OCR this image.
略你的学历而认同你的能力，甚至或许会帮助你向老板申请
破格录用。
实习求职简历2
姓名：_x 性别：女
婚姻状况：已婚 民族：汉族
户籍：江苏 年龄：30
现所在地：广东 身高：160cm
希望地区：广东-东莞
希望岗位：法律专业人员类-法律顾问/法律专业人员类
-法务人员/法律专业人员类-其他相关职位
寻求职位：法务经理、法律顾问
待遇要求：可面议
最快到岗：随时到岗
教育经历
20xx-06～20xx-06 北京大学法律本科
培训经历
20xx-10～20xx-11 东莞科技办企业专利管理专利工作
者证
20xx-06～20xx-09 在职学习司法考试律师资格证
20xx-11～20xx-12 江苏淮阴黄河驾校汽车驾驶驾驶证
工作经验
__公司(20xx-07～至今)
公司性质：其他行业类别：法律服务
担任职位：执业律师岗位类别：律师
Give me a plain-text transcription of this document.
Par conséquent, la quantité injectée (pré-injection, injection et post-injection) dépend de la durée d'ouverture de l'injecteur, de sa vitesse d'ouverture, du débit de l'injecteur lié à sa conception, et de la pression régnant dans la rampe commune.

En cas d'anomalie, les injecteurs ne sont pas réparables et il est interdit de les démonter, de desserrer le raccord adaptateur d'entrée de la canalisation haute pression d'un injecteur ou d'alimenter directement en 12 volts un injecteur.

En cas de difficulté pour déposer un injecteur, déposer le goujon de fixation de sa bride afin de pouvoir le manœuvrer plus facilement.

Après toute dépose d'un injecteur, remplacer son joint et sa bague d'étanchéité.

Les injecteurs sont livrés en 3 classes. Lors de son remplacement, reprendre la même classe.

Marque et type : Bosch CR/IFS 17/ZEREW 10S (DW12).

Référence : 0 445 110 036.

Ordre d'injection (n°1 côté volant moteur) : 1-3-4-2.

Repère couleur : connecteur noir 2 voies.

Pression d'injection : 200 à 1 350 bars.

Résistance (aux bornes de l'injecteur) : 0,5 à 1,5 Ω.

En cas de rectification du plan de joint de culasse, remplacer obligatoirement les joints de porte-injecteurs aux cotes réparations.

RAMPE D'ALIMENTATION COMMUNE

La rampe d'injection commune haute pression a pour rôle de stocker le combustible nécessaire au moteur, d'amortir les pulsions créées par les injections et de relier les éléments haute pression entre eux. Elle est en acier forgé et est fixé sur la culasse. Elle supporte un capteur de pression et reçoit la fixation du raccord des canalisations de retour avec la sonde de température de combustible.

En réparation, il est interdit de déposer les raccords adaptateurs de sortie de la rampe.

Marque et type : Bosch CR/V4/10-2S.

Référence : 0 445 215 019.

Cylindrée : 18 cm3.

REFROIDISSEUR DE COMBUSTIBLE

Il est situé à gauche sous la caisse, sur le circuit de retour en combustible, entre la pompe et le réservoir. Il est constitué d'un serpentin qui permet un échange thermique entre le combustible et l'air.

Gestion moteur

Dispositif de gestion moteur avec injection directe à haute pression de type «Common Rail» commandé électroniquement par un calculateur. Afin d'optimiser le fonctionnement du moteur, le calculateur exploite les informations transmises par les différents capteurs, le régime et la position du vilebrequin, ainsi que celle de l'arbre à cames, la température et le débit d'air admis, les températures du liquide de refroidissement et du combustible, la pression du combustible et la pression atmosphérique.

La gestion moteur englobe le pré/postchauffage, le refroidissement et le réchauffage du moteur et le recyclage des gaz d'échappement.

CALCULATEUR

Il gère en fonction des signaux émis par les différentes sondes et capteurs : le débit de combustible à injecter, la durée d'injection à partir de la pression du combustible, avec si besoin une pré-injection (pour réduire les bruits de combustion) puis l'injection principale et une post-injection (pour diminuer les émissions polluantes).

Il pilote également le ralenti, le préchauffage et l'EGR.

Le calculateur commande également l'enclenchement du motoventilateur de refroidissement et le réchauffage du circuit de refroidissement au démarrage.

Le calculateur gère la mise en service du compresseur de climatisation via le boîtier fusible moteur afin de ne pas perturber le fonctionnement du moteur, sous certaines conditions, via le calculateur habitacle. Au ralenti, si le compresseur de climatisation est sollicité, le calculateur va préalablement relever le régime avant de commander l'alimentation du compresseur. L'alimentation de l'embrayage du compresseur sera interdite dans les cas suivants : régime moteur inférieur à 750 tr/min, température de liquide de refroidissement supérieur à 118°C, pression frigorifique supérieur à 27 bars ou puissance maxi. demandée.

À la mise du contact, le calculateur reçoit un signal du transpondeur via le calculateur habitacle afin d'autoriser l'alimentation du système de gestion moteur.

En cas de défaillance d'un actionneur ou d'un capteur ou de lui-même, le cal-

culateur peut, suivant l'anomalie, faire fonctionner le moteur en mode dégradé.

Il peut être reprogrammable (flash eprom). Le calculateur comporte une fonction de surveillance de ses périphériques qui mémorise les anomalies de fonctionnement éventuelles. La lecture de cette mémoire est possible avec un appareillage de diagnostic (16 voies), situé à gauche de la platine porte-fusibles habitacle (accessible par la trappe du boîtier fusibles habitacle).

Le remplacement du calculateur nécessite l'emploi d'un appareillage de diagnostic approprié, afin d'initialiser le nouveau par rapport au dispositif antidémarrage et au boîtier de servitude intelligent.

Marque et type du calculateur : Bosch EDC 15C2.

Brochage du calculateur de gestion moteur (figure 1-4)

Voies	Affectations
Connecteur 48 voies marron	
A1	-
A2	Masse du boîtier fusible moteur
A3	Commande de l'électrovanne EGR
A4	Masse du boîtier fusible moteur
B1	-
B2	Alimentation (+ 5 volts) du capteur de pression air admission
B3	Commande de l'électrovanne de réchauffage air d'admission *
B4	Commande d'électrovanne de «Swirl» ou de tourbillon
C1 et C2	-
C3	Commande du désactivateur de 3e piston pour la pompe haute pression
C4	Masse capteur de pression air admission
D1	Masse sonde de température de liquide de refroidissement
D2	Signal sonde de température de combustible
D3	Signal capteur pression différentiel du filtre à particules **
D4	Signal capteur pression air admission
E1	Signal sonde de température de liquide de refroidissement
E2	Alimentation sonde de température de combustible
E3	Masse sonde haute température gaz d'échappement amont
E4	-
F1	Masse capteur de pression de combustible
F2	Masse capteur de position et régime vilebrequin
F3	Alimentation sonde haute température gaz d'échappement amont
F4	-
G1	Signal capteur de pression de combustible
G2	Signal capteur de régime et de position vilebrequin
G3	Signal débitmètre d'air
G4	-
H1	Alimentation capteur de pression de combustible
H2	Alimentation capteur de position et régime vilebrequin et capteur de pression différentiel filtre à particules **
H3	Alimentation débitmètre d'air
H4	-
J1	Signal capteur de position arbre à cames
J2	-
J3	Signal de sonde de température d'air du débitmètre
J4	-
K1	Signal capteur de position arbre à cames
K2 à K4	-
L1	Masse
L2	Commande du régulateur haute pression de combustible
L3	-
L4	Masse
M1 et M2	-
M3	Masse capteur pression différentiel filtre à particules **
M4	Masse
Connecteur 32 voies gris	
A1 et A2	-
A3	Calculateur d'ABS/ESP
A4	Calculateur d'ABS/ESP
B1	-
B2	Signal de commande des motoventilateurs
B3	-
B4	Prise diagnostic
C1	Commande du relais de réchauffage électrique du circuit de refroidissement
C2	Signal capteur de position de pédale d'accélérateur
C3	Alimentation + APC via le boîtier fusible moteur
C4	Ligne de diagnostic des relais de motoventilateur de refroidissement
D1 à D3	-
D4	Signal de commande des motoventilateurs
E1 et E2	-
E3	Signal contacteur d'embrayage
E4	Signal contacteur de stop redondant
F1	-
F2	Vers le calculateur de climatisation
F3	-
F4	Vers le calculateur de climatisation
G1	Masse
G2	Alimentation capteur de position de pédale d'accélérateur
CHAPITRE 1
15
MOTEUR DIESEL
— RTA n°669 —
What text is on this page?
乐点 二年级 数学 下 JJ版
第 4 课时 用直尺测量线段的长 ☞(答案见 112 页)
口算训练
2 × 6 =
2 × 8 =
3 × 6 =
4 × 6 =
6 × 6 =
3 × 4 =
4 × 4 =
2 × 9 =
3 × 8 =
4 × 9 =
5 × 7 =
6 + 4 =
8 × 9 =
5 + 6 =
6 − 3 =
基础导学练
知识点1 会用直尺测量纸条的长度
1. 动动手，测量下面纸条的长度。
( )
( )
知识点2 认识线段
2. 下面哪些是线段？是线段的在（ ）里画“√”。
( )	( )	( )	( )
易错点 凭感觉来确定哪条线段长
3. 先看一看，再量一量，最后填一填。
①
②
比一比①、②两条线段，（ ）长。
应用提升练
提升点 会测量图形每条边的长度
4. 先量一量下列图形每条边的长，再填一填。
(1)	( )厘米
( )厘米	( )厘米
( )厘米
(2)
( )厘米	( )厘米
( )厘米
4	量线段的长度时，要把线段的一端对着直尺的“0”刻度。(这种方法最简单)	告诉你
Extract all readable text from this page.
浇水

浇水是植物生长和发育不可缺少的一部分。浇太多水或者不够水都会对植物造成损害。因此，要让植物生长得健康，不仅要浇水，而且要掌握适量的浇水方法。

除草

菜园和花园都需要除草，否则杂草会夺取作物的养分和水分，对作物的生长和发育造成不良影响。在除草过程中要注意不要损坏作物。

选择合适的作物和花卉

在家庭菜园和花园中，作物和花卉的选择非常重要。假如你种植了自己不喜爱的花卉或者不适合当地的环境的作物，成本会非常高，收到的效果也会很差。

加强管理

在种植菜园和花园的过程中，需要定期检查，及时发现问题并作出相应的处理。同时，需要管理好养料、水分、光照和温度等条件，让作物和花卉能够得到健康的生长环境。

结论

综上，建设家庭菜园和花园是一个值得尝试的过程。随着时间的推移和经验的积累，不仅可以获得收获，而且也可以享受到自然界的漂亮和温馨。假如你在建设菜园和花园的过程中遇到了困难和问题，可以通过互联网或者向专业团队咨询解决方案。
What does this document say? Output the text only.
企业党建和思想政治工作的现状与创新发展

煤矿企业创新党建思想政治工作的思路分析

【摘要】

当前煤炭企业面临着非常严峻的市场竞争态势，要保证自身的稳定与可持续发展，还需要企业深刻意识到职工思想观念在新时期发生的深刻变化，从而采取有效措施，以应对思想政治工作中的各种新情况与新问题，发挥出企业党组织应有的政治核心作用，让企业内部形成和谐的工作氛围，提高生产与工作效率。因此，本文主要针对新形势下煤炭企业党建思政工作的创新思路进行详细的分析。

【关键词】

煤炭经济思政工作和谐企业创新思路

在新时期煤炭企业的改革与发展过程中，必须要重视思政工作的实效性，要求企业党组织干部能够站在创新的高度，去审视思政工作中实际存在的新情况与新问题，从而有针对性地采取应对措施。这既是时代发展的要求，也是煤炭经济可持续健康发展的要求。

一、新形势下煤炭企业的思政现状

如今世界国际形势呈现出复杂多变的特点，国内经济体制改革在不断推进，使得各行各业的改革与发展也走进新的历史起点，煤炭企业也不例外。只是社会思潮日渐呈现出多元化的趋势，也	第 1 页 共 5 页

------------------------

▶ WHAT YOU HAVE TO DO: Pick out the lines that have the word "pompe". Copy them all.

▶ REPLY TO THE TASK:
Il est situé à gauche sous la caisse, sur le circuit de retour en combustible, entre la pompe et le réservoir. Il est constitué d'un serpentin qui permet un échange thermique entre le combustible et l'air.
C3	Commande du désactivateur de 3e piston pour la pompe haute pression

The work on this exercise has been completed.